What you will do: Copy every line from the material below that holds "должна".

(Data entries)

○ ○ ○ ○ ○

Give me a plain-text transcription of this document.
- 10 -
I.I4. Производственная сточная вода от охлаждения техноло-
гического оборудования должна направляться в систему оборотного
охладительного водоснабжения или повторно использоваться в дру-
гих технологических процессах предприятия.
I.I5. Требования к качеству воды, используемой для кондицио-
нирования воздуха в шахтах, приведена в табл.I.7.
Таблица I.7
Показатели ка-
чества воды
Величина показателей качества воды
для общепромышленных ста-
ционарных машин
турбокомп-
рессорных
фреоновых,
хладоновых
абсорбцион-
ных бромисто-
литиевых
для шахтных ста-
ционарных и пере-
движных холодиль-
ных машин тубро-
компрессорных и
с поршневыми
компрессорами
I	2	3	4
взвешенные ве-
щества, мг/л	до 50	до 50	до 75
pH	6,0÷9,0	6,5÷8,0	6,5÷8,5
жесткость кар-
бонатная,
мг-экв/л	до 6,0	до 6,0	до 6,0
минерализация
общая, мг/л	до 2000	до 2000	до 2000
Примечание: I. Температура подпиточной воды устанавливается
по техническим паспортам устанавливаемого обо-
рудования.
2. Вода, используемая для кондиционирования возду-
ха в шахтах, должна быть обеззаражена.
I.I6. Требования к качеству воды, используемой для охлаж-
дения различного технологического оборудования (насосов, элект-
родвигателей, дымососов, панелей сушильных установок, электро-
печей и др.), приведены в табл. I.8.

○ ○ ○ ○ ○

The solution:
гического оборудования должна направляться в систему оборотного
ха в шахтах, должна быть обеззаражена.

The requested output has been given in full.